— Dataset excerpts —
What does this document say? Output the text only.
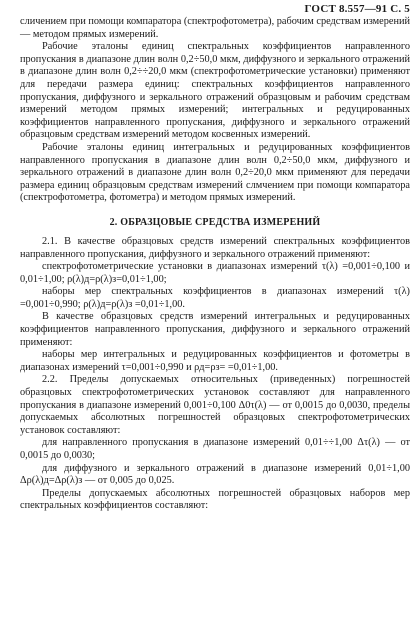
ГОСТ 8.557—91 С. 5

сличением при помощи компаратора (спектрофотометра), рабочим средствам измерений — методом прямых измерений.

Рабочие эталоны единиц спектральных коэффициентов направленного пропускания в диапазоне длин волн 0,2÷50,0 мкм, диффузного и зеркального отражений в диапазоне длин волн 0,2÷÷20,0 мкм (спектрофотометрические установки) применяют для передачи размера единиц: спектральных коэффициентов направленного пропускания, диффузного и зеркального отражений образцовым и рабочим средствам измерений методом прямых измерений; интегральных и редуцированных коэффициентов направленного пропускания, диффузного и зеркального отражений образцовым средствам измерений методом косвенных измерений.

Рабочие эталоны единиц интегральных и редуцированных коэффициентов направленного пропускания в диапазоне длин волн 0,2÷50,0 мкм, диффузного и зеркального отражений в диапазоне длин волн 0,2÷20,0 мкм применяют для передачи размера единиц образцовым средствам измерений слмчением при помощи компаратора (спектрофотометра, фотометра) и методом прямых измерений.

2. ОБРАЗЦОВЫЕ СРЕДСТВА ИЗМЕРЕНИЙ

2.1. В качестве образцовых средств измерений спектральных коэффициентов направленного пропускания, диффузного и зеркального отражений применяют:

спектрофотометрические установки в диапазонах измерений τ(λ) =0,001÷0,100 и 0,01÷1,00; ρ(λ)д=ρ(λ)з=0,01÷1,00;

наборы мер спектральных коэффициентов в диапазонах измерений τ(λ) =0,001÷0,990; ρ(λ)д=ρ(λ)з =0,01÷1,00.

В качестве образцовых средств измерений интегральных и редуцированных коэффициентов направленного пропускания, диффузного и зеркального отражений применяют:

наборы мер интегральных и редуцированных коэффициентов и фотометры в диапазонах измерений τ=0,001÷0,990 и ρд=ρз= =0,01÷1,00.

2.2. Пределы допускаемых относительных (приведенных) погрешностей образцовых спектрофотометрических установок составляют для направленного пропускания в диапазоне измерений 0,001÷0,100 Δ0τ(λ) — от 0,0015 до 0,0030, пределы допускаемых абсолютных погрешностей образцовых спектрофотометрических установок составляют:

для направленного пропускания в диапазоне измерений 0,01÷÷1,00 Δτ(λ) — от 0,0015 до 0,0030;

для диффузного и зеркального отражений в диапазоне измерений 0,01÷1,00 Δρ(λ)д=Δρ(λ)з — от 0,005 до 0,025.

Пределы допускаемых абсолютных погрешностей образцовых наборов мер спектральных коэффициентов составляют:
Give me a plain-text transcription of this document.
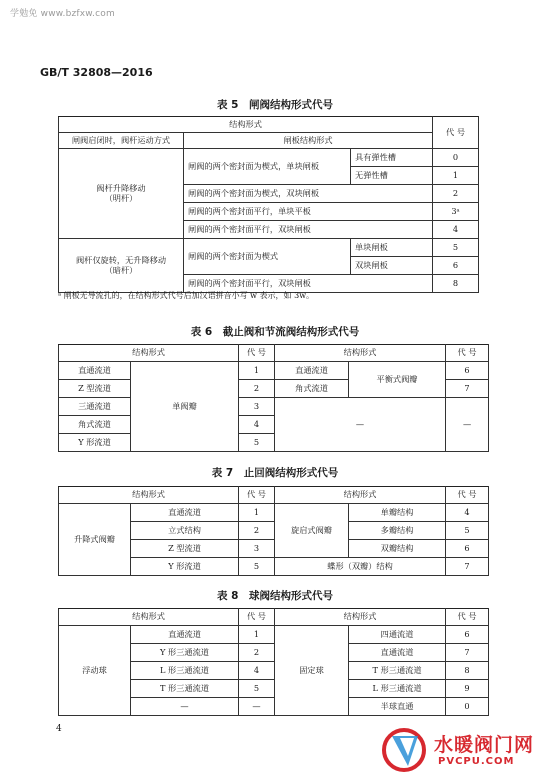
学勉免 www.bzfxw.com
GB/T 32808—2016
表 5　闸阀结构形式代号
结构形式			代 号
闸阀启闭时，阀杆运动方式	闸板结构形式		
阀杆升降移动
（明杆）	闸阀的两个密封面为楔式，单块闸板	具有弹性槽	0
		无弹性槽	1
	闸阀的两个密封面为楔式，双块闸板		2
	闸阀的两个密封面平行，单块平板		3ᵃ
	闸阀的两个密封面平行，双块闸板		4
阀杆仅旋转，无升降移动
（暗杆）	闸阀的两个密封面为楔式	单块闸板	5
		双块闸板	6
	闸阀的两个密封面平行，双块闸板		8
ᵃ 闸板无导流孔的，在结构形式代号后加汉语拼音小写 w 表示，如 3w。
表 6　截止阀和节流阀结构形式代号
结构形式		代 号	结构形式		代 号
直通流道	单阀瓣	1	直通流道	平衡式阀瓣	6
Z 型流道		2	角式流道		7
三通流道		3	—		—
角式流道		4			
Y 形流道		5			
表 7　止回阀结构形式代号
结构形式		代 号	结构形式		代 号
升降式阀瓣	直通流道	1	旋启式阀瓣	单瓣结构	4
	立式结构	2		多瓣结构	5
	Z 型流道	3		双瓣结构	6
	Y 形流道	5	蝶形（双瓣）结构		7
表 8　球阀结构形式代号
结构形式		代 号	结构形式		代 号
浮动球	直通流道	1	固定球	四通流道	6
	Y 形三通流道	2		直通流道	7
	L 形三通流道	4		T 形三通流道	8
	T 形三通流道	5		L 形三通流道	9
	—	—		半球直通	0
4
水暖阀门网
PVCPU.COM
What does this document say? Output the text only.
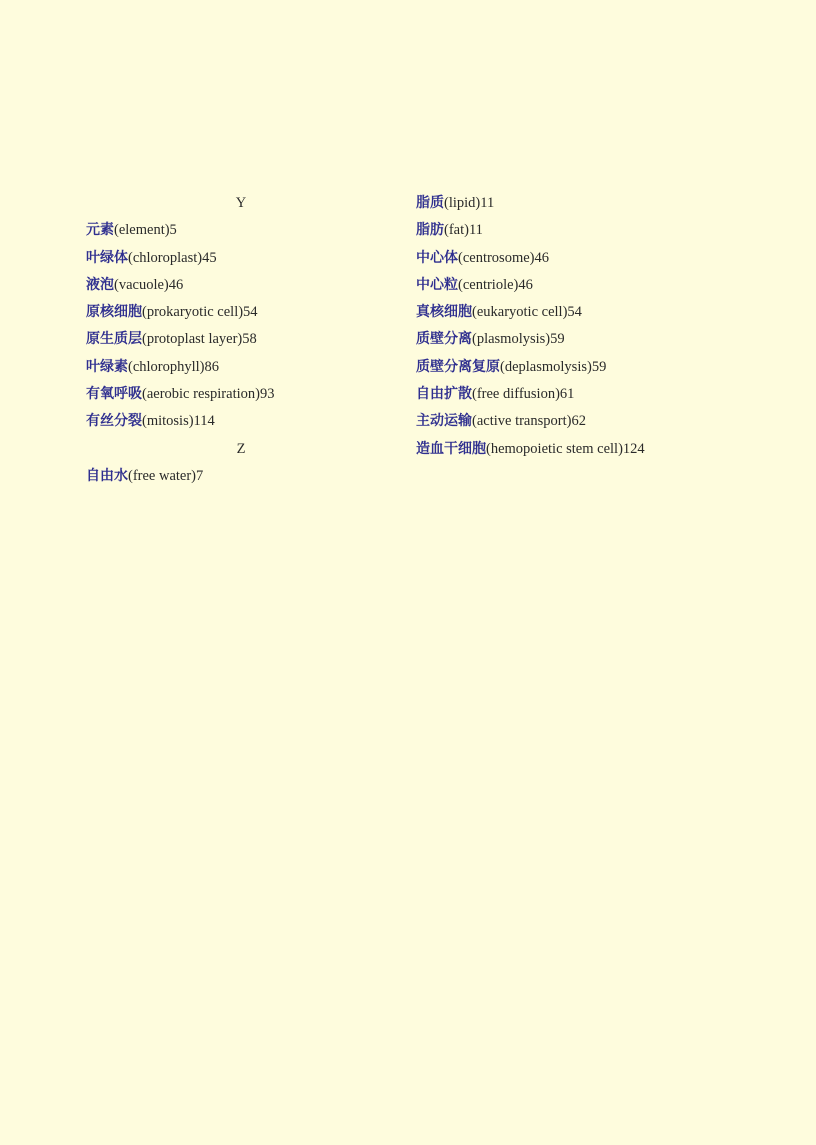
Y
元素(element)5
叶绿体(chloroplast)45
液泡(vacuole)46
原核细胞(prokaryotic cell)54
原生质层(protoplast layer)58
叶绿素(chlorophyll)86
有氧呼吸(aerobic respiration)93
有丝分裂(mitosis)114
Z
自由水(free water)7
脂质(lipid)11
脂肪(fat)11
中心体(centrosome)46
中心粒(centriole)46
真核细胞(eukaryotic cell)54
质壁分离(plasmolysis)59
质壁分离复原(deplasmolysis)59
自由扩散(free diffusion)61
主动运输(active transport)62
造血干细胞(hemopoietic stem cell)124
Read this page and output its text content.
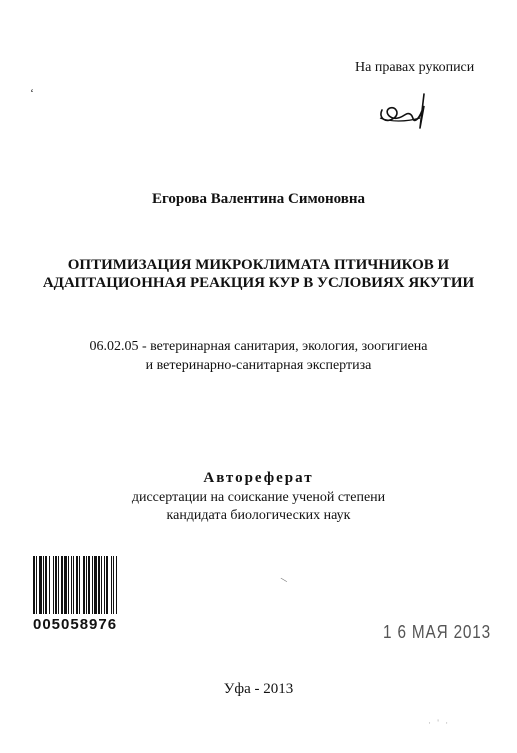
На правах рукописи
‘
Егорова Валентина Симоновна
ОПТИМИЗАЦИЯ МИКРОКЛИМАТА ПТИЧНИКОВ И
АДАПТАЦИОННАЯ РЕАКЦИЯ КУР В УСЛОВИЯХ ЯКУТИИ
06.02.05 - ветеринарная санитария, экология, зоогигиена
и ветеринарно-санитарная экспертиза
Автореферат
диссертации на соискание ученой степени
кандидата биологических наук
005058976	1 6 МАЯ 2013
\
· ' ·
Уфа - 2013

— The request —
Copy the records exactly. Skip the pictures.

— Written reply —
What does this document say? Output the text only.
ГОСТ 8.557—91 С. 5

сличением при помощи компаратора (спектрофотометра), рабочим средствам измерений — методом прямых измерений.

Рабочие эталоны единиц спектральных коэффициентов направленного пропускания в диапазоне длин волн 0,2÷50,0 мкм, диффузного и зеркального отражений в диапазоне длин волн 0,2÷÷20,0 мкм (спектрофотометрические установки) применяют для передачи размера единиц: спектральных коэффициентов направленного пропускания, диффузного и зеркального отражений образцовым и рабочим средствам измерений методом прямых измерений; интегральных и редуцированных коэффициентов направленного пропускания, диффузного и зеркального отражений образцовым средствам измерений методом косвенных измерений.

Рабочие эталоны единиц интегральных и редуцированных коэффициентов направленного пропускания в диапазоне длин волн 0,2÷50,0 мкм, диффузного и зеркального отражений в диапазоне длин волн 0,2÷20,0 мкм применяют для передачи размера единиц образцовым средствам измерений слмчением при помощи компаратора (спектрофотометра, фотометра) и методом прямых измерений.

2. ОБРАЗЦОВЫЕ СРЕДСТВА ИЗМЕРЕНИЙ

2.1. В качестве образцовых средств измерений спектральных коэффициентов направленного пропускания, диффузного и зеркального отражений применяют:

спектрофотометрические установки в диапазонах измерений τ(λ) =0,001÷0,100 и 0,01÷1,00; ρ(λ)д=ρ(λ)з=0,01÷1,00;

наборы мер спектральных коэффициентов в диапазонах измерений τ(λ) =0,001÷0,990; ρ(λ)д=ρ(λ)з =0,01÷1,00.

В качестве образцовых средств измерений интегральных и редуцированных коэффициентов направленного пропускания, диффузного и зеркального отражений применяют:

наборы мер интегральных и редуцированных коэффициентов и фотометры в диапазонах измерений τ=0,001÷0,990 и ρд=ρз= =0,01÷1,00.

2.2. Пределы допускаемых относительных (приведенных) погрешностей образцовых спектрофотометрических установок составляют для направленного пропускания в диапазоне измерений 0,001÷0,100 Δ0τ(λ) — от 0,0015 до 0,0030, пределы допускаемых абсолютных погрешностей образцовых спектрофотометрических установок составляют:

для направленного пропускания в диапазоне измерений 0,01÷÷1,00 Δτ(λ) — от 0,0015 до 0,0030;

для диффузного и зеркального отражений в диапазоне измерений 0,01÷1,00 Δρ(λ)д=Δρ(λ)з — от 0,005 до 0,025.

Пределы допускаемых абсолютных погрешностей образцовых наборов мер спектральных коэффициентов составляют:
Give me a plain-text transcription of this document.
学勉免 www.bzfxw.com
GB/T 32808—2016
表 5　闸阀结构形式代号
结构形式			代 号
闸阀启闭时，阀杆运动方式	闸板结构形式		
阀杆升降移动
（明杆）	闸阀的两个密封面为楔式，单块闸板	具有弹性槽	0
		无弹性槽	1
	闸阀的两个密封面为楔式，双块闸板		2
	闸阀的两个密封面平行，单块平板		3ᵃ
	闸阀的两个密封面平行，双块闸板		4
阀杆仅旋转，无升降移动
（暗杆）	闸阀的两个密封面为楔式	单块闸板	5
		双块闸板	6
	闸阀的两个密封面平行，双块闸板		8
ᵃ 闸板无导流孔的，在结构形式代号后加汉语拼音小写 w 表示，如 3w。
表 6　截止阀和节流阀结构形式代号
结构形式		代 号	结构形式		代 号
直通流道	单阀瓣	1	直通流道	平衡式阀瓣	6
Z 型流道		2	角式流道		7
三通流道		3	—		—
角式流道		4			
Y 形流道		5			
表 7　止回阀结构形式代号
结构形式		代 号	结构形式		代 号
升降式阀瓣	直通流道	1	旋启式阀瓣	单瓣结构	4
	立式结构	2		多瓣结构	5
	Z 型流道	3		双瓣结构	6
	Y 形流道	5	蝶形（双瓣）结构		7
表 8　球阀结构形式代号
结构形式		代 号	结构形式		代 号
浮动球	直通流道	1	固定球	四通流道	6
	Y 形三通流道	2		直通流道	7
	L 形三通流道	4		T 形三通流道	8
	T 形三通流道	5		L 形三通流道	9
	—	—		半球直通	0
4
水暖阀门网
PVCPU.COM
What does this document say? Output the text only.
Y
元素(element)5
叶绿体(chloroplast)45
液泡(vacuole)46
原核细胞(prokaryotic cell)54
原生质层(protoplast layer)58
叶绿素(chlorophyll)86
有氧呼吸(aerobic respiration)93
有丝分裂(mitosis)114
Z
自由水(free water)7
脂质(lipid)11
脂肪(fat)11
中心体(centrosome)46
中心粒(centriole)46
真核细胞(eukaryotic cell)54
质壁分离(plasmolysis)59
质壁分离复原(deplasmolysis)59
自由扩散(free diffusion)61
主动运输(active transport)62
造血干细胞(hemopoietic stem cell)124
Read this page and output its text content.
На правах рукописи
‘
Егорова Валентина Симоновна
ОПТИМИЗАЦИЯ МИКРОКЛИМАТА ПТИЧНИКОВ И
АДАПТАЦИОННАЯ РЕАКЦИЯ КУР В УСЛОВИЯХ ЯКУТИИ
06.02.05 - ветеринарная санитария, экология, зоогигиена
и ветеринарно-санитарная экспертиза
Автореферат
диссертации на соискание ученой степени
кандидата биологических наук
005058976	1 6 МАЯ 2013
\
· ' ·
Уфа - 2013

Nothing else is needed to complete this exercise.